WHAT THE TASK REQUIRES:
Scan the lines below for the word "있습니다". Copy each line you find it in.

* BEGIN DATA TO PROCESS *

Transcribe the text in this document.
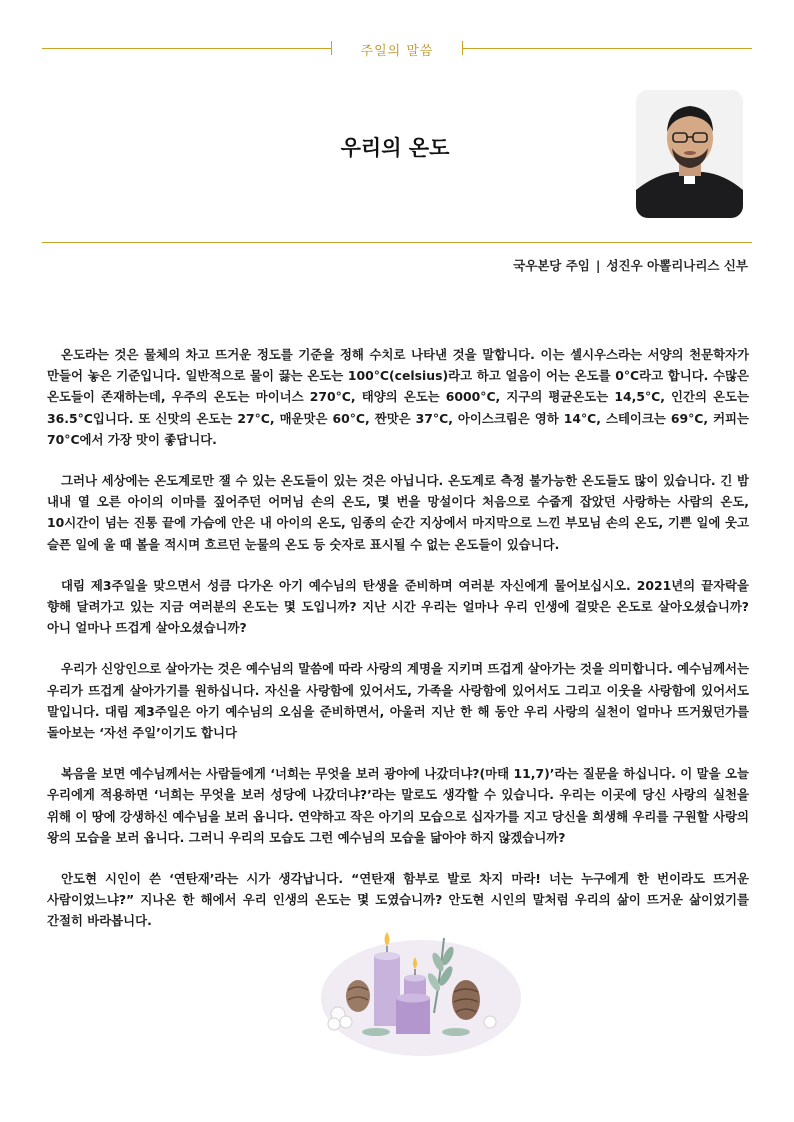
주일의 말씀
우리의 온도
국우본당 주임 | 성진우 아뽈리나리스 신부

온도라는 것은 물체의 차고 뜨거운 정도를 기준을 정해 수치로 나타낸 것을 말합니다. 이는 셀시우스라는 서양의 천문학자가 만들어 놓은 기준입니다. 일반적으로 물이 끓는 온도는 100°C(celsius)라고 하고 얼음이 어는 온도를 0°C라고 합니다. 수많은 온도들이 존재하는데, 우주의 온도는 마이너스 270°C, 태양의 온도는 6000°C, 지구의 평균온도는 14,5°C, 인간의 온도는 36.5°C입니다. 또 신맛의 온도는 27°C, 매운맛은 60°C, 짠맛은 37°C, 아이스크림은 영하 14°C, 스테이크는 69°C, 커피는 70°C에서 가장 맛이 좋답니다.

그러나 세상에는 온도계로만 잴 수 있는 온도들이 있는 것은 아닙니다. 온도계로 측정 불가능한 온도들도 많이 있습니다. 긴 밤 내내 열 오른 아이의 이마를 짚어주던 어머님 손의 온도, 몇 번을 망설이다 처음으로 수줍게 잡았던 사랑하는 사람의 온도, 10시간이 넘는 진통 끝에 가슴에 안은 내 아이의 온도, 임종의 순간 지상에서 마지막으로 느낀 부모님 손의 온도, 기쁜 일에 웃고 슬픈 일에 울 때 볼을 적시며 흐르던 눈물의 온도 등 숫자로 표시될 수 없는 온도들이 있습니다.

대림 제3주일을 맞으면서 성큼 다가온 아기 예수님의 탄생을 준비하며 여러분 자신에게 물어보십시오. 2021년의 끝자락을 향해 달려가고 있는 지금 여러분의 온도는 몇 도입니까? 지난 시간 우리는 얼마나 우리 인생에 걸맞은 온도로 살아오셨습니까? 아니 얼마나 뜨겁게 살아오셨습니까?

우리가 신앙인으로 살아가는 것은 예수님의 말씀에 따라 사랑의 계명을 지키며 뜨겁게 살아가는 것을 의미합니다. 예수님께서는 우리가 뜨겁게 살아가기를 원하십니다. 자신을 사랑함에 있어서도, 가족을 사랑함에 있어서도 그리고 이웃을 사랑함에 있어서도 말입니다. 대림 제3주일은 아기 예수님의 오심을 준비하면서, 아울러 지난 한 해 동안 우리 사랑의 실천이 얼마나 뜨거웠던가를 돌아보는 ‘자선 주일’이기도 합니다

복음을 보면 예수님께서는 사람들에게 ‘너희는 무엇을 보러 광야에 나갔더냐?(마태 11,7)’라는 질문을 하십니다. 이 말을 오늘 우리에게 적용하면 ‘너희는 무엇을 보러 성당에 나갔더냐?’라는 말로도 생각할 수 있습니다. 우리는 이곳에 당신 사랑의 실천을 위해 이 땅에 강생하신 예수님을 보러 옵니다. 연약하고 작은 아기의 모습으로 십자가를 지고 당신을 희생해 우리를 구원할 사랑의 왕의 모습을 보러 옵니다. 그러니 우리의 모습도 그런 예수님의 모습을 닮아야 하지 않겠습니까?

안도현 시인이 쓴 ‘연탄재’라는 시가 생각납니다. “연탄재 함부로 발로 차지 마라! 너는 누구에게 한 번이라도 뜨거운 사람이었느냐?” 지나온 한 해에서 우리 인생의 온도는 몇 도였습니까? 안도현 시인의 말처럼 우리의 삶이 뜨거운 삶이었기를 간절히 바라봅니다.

* END DATA TO PROCESS *

REPLY:
그러나 세상에는 온도계로만 잴 수 있는 온도들이 있는 것은 아닙니다. 온도계로 측정 불가능한 온도들도 많이 있습니다. 긴 밤 내내 열 오른 아이의 이마를 짚어주던 어머님 손의 온도, 몇 번을 망설이다 처음으로 수줍게 잡았던 사랑하는 사람의 온도, 10시간이 넘는 진통 끝에 가슴에 안은 내 아이의 온도, 임종의 순간 지상에서 마지막으로 느낀 부모님 손의 온도, 기쁜 일에 웃고 슬픈 일에 울 때 볼을 적시며 흐르던 눈물의 온도 등 숫자로 표시될 수 없는 온도들이 있습니다.
복음을 보면 예수님께서는 사람들에게 ‘너희는 무엇을 보러 광야에 나갔더냐?(마태 11,7)’라는 질문을 하십니다. 이 말을 오늘 우리에게 적용하면 ‘너희는 무엇을 보러 성당에 나갔더냐?’라는 말로도 생각할 수 있습니다. 우리는 이곳에 당신 사랑의 실천을 위해 이 땅에 강생하신 예수님을 보러 옵니다. 연약하고 작은 아기의 모습으로 십자가를 지고 당신을 희생해 우리를 구원할 사랑의 왕의 모습을 보러 옵니다. 그러니 우리의 모습도 그런 예수님의 모습을 닮아야 하지 않겠습니까?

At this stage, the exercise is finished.